# [EXERCISE REQUIREMENTS]
Give back exactly the lines starting at the one with "Read this page and output its text content." and ending at the last line of the data below. Pictures are not part of the copy.

# [Data entries]
------------------------------------------------------------

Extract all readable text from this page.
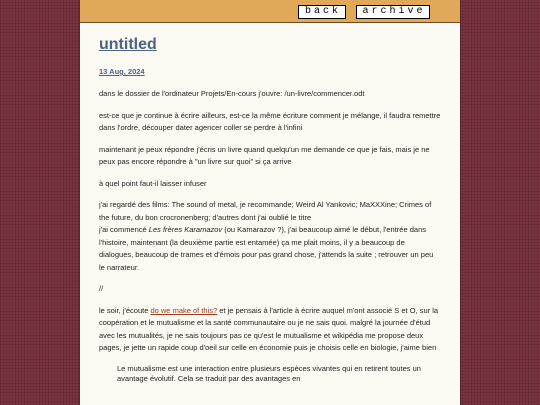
back	archive
untitled
13 Aug, 2024

dans le dossier de l'ordinateur Projets/En-cours j'ouvre: /un-livre/commencer.odt

est-ce que je continue à écrire ailleurs, est-ce la même écriture comment je mélange, il faudra remettre dans l'ordre, découper dater agencer coller se perdre à l'infini

maintenant je peux répondre j'écris un livre quand quelqu'un me demande ce que je fais, mais je ne peux pas encore répondre à "un livre sur quoi" si ça arrive

à quel point faut-il laisser infuser

j'ai regardé des films: The sound of metal, je recommande; Weird Al Yankovic; MaXXXine; Crimes of the future, du bon crocronenberg; d'autres dont j'ai oublié le titre

j'ai commencé Les frères Karamazov (ou Kamarazov ?), j'ai beaucoup aimé le début, l'entrée dans l'histoire, maintenant (la deuxième partie est entamée) ça me plait moins, il y a beaucoup de dialogues, beaucoup de trames et d'émois pour pas grand chose, j'attends la suite ; retrouver un peu le narrateur.

//

le soir, j'écoute do we make of this? et je pensais à l'article à écrire auquel m'ont associé S et O, sur la coopération et le mutualisme et la santé communautaire ou je ne sais quoi. malgré la journée d'étud avec les mutualités, je ne sais toujours pas ce qu'est le mutualisme et wikipédia me propose deux pages, je jette un rapide coup d'oeil sur celle en économie puis je choisis celle en biologie, j'aime bien

Le mutualisme est une interaction entre plusieurs espèces vivantes qui en retirent toutes un avantage évolutif. Cela se traduit par des avantages en
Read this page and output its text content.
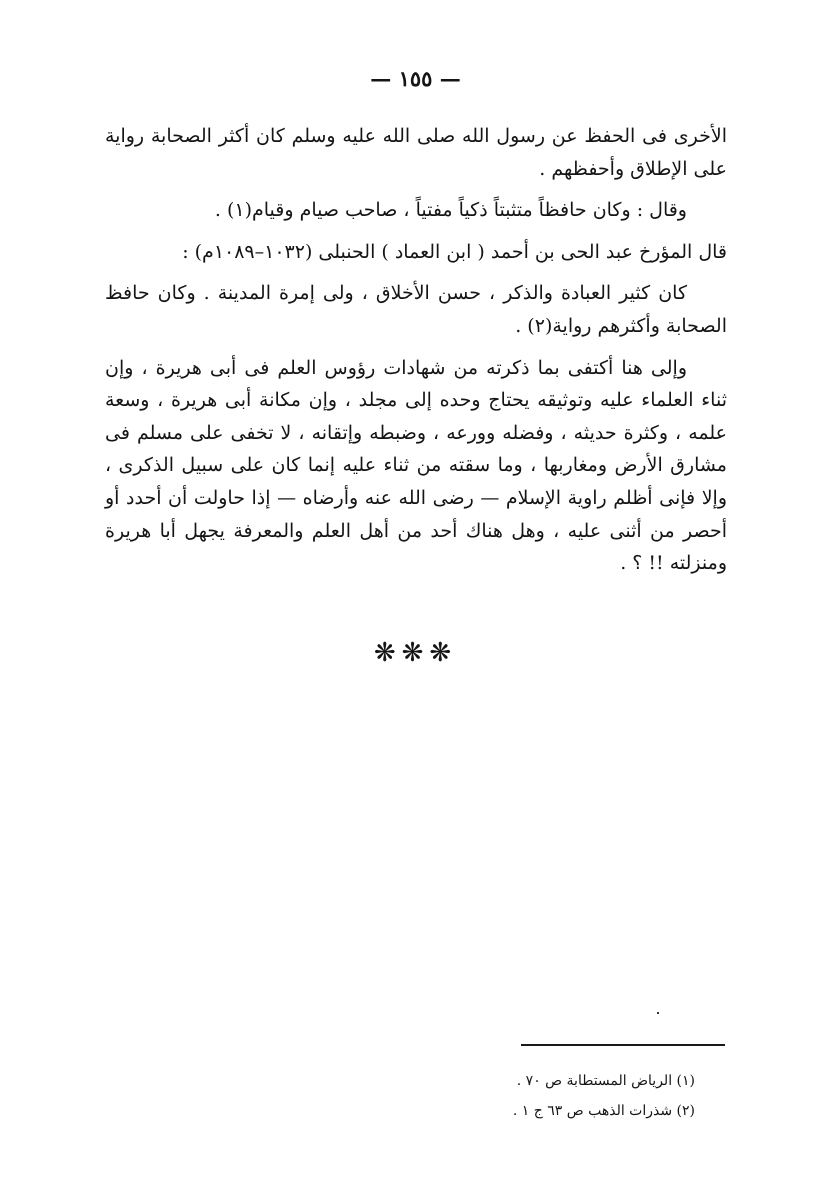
— ١٥٥ —

الأخرى فى الحفظ عن رسول الله صلى الله عليه وسلم كان أكثر الصحابة رواية على الإطلاق وأحفظهم .

وقال : وكان حافظاً متثبتاً ذكياً مفتياً ، صاحب صيام وقيام(١) .

قال المؤرخ عبد الحى بن أحمد ( ابن العماد ) الحنبلى (١٠٣٢–١٠٨٩م) :

كان كثير العبادة والذكر ، حسن الأخلاق ، ولى إمرة المدينة . وكان حافظ الصحابة وأكثرهم رواية(٢) .

وإلى هنا أكتفى بما ذكرته من شهادات رؤوس العلم فى أبى هريرة ، وإن ثناء العلماء عليه وتوثيقه يحتاج وحده إلى مجلد ، وإن مكانة أبى هريرة ، وسعة علمه ، وكثرة حديثه ، وفضله وورعه ، وضبطه وإتقانه ، لا تخفى على مسلم فى مشارق الأرض ومغاربها ، وما سقته من ثناء عليه إنما كان على سبيل الذكرى ، وإلا فإنى أظلم راوية الإسلام — رضى الله عنه وأرضاه — إذا حاولت أن أحدد أو أحصر من أثنى عليه ، وهل هناك أحد من أهل العلم والمعرفة يجهل أبا هريرة ومنزلته !! ؟ .

❋❋❋

(١) الرياض المستطابة ص ٧٠ .

(٢) شذرات الذهب ص ٦٣ ج ١ .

------------------------------------------------------------

# [SOLUTION TO THIS EXERCISE]
Read this page and output its text content.
— ١٥٥ —

الأخرى فى الحفظ عن رسول الله صلى الله عليه وسلم كان أكثر الصحابة رواية على الإطلاق وأحفظهم .

وقال : وكان حافظاً متثبتاً ذكياً مفتياً ، صاحب صيام وقيام(١) .

قال المؤرخ عبد الحى بن أحمد ( ابن العماد ) الحنبلى (١٠٣٢–١٠٨٩م) :

كان كثير العبادة والذكر ، حسن الأخلاق ، ولى إمرة المدينة . وكان حافظ الصحابة وأكثرهم رواية(٢) .

وإلى هنا أكتفى بما ذكرته من شهادات رؤوس العلم فى أبى هريرة ، وإن ثناء العلماء عليه وتوثيقه يحتاج وحده إلى مجلد ، وإن مكانة أبى هريرة ، وسعة علمه ، وكثرة حديثه ، وفضله وورعه ، وضبطه وإتقانه ، لا تخفى على مسلم فى مشارق الأرض ومغاربها ، وما سقته من ثناء عليه إنما كان على سبيل الذكرى ، وإلا فإنى أظلم راوية الإسلام — رضى الله عنه وأرضاه — إذا حاولت أن أحدد أو أحصر من أثنى عليه ، وهل هناك أحد من أهل العلم والمعرفة يجهل أبا هريرة ومنزلته !! ؟ .

❋❋❋

(١) الرياض المستطابة ص ٧٠ .

(٢) شذرات الذهب ص ٦٣ ج ١ .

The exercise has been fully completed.